▶ Provided records
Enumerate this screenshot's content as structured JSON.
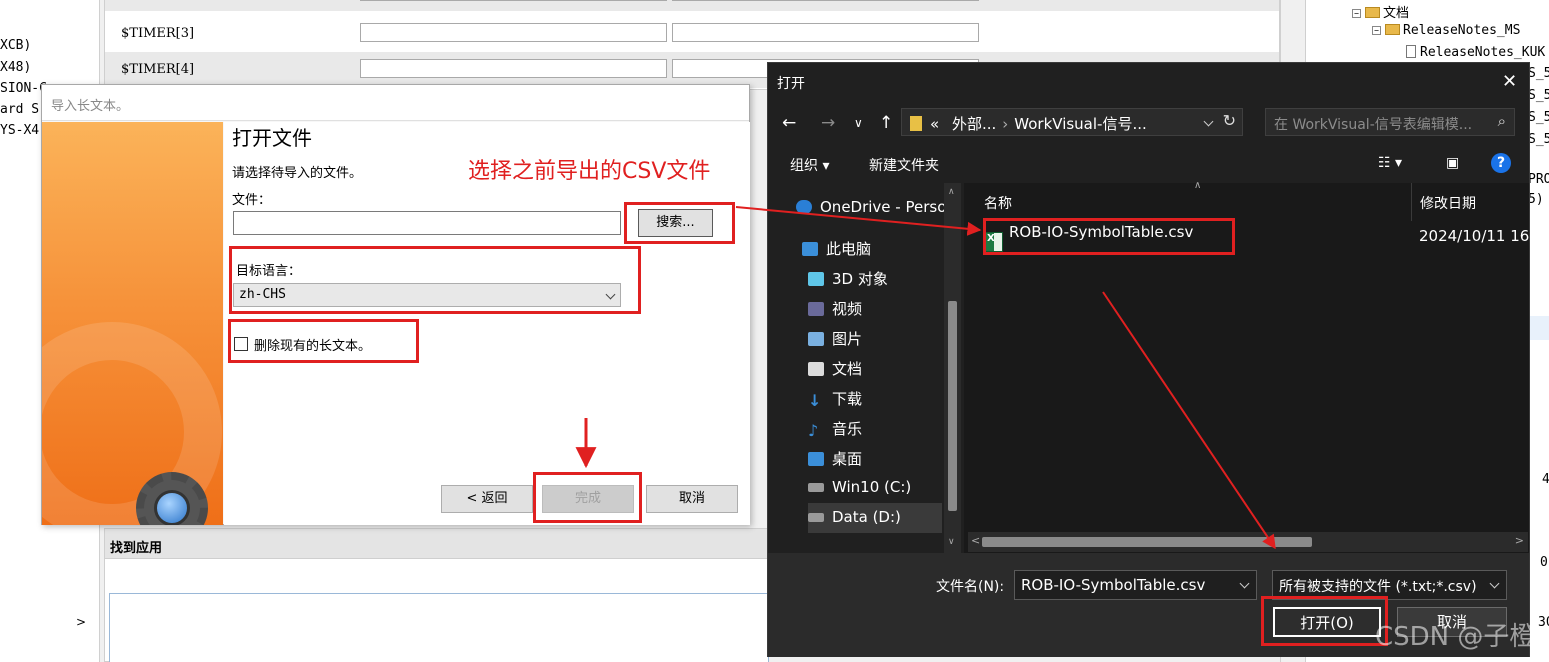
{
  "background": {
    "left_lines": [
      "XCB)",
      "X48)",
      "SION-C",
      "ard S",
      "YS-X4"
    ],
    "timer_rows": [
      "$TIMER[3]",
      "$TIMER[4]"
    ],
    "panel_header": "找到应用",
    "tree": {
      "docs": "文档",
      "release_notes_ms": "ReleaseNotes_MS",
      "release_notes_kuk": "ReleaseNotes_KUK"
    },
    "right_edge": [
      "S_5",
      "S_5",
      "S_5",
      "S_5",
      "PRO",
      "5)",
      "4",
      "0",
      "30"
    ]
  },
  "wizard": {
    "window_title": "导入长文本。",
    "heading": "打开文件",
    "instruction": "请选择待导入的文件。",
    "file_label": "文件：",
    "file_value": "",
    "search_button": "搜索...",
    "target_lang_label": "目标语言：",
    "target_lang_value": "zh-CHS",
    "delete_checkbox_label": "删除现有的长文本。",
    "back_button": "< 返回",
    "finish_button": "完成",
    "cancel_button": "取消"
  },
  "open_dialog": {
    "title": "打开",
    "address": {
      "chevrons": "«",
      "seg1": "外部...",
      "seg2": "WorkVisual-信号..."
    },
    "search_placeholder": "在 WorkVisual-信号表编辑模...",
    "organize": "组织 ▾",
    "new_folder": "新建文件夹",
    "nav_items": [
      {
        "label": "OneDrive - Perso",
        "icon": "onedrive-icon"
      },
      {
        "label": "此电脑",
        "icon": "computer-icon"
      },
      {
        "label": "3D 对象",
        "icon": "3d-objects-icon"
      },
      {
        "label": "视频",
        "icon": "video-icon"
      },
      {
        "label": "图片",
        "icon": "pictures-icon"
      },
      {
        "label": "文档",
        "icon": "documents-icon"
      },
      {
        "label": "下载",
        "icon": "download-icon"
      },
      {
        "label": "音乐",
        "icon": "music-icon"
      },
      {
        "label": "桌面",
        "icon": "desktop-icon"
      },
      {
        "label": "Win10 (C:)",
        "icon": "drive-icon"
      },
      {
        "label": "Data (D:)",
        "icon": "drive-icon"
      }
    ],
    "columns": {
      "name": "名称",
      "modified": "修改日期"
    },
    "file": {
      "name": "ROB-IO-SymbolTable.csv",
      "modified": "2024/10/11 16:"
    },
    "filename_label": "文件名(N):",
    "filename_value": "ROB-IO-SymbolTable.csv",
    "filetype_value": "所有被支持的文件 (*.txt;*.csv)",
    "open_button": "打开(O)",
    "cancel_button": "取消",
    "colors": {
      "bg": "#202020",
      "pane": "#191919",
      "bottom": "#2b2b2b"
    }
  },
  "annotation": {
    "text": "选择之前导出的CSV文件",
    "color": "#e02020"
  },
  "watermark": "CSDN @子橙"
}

▶ Problem description
Copy out every line from the data above that has "SymbolTable" in it.

▶ Solved problem
      "name": "ROB-IO-SymbolTable.csv",
    "filename_value": "ROB-IO-SymbolTable.csv",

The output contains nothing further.